Records from a data source
-- Start --

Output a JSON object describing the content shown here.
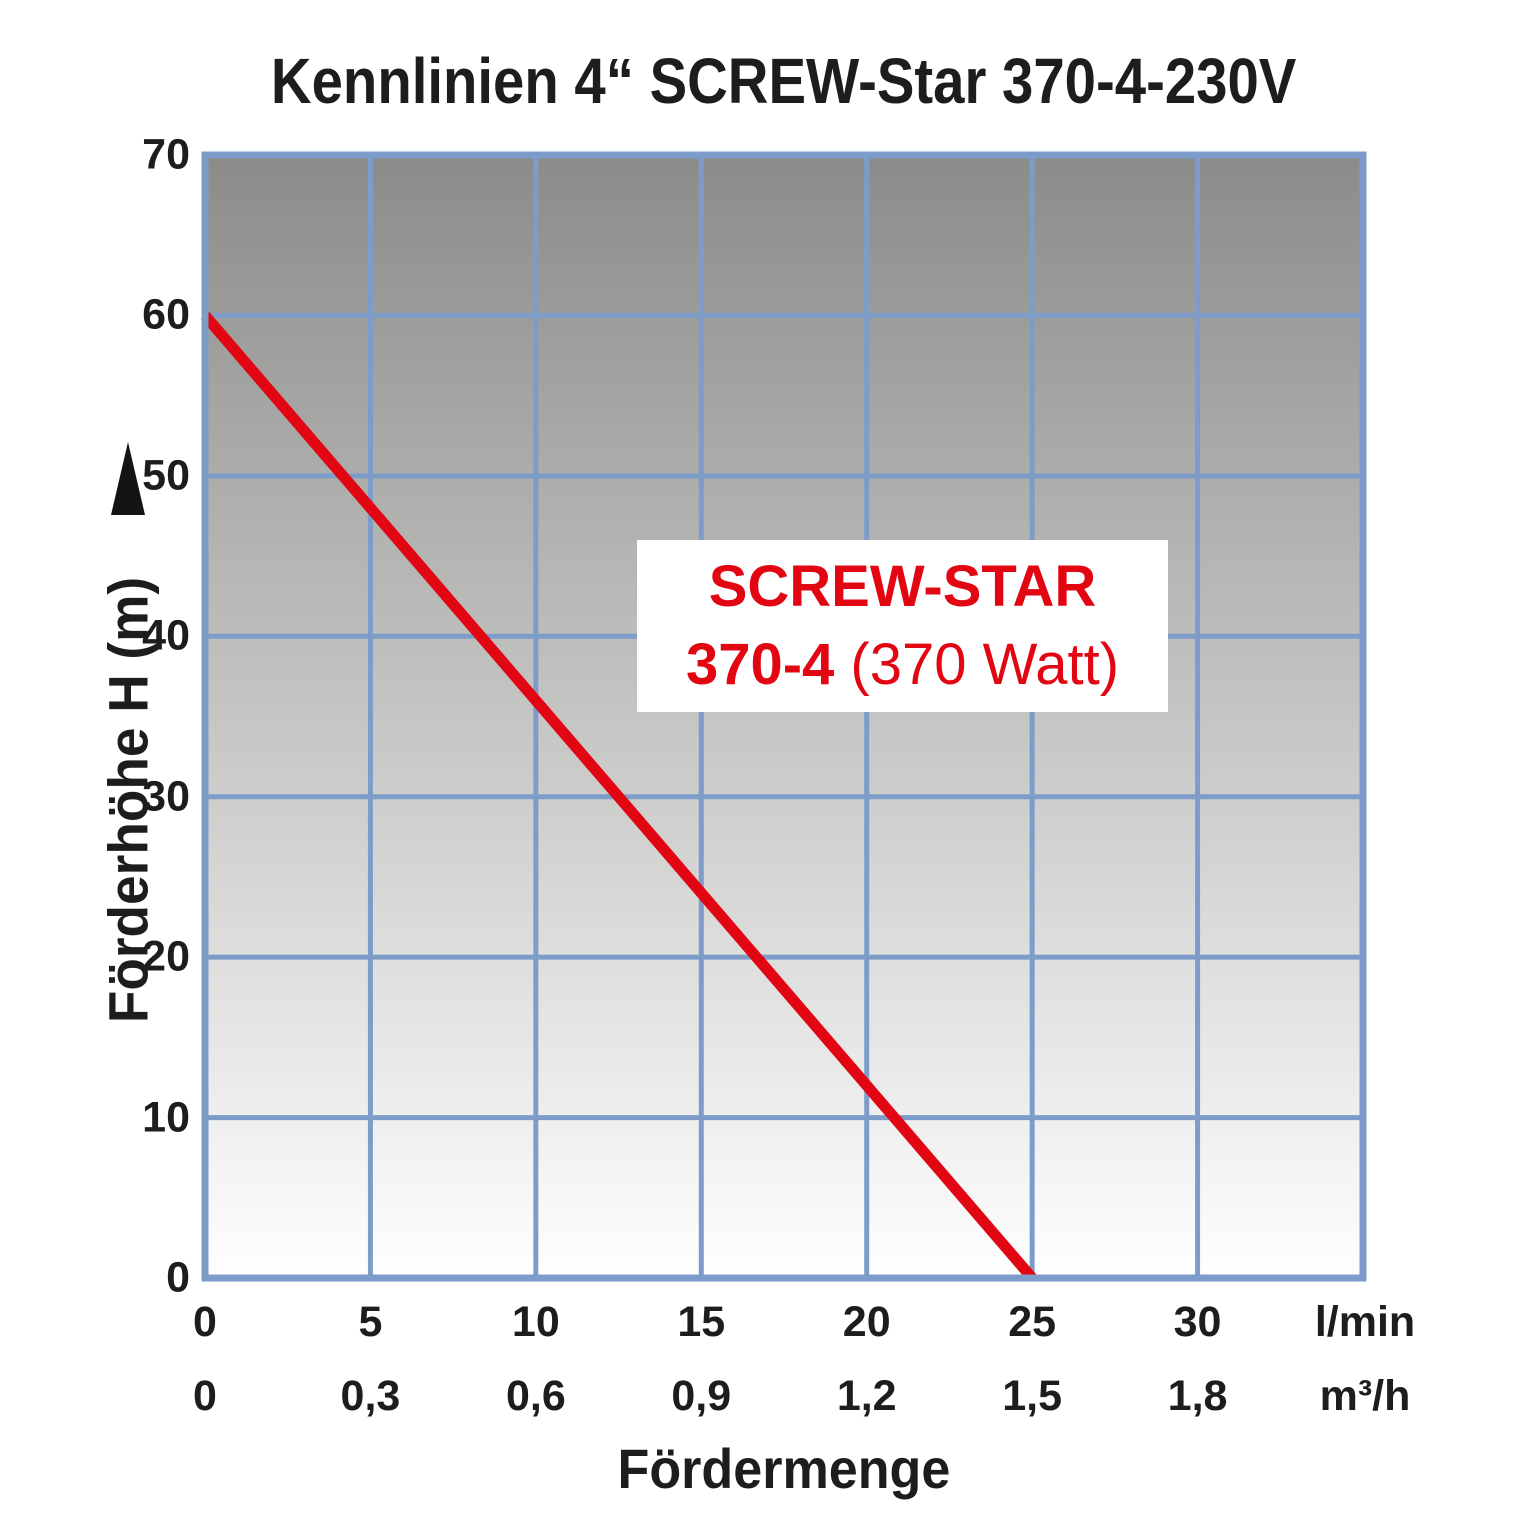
{
  "title": "Kennlinien 4“ SCREW-Star 370-4-230V",
  "y_axis": {
    "label": "Förderhöhe H (m)",
    "ticks": [
      "70",
      "60",
      "50",
      "40",
      "30",
      "20",
      "10",
      "0"
    ]
  },
  "x_axis": {
    "label": "Fördermenge",
    "row_lmin": {
      "ticks": [
        "0",
        "5",
        "10",
        "15",
        "20",
        "25",
        "30"
      ],
      "unit": "l/min"
    },
    "row_m3h": {
      "ticks": [
        "0",
        "0,3",
        "0,6",
        "0,9",
        "1,2",
        "1,5",
        "1,8"
      ],
      "unit": "m³/h"
    }
  },
  "annotation": {
    "line1": "SCREW-STAR",
    "line2_bold": "370-4",
    "line2_regular": " (370 Watt)"
  },
  "colors": {
    "curve": "#e20613",
    "grid": "#7e9cc9",
    "bg_top": "#8b8b89",
    "bg_bottom": "#ffffff",
    "text": "#1d1d1b",
    "annotation_bg": "#ffffff"
  },
  "chart_data": {
    "type": "line",
    "title": "Kennlinien 4“ SCREW-Star 370-4-230V",
    "xlabel": "Fördermenge",
    "ylabel": "Förderhöhe H (m)",
    "x_unit_primary": "l/min",
    "x_unit_secondary": "m³/h",
    "x_ticks_lmin": [
      0,
      5,
      10,
      15,
      20,
      25,
      30
    ],
    "x_ticks_m3h": [
      0,
      0.3,
      0.6,
      0.9,
      1.2,
      1.5,
      1.8
    ],
    "xlim_lmin": [
      0,
      35
    ],
    "ylim_m": [
      0,
      70
    ],
    "y_gridlines_m": [
      10,
      20,
      30,
      40,
      50,
      60
    ],
    "grid": true,
    "legend_position": "annotation box centered in plot",
    "series": [
      {
        "name": "SCREW-STAR 370-4 (370 Watt)",
        "color": "#e20613",
        "points_lmin_m": [
          [
            0,
            60
          ],
          [
            25,
            0
          ]
        ]
      }
    ]
  }
}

-- End --

* Challenge: Reproduce each line from the records that contains the word "Fördermenge".

* Solution below:
    "label": "Fördermenge",
    "xlabel": "Fördermenge",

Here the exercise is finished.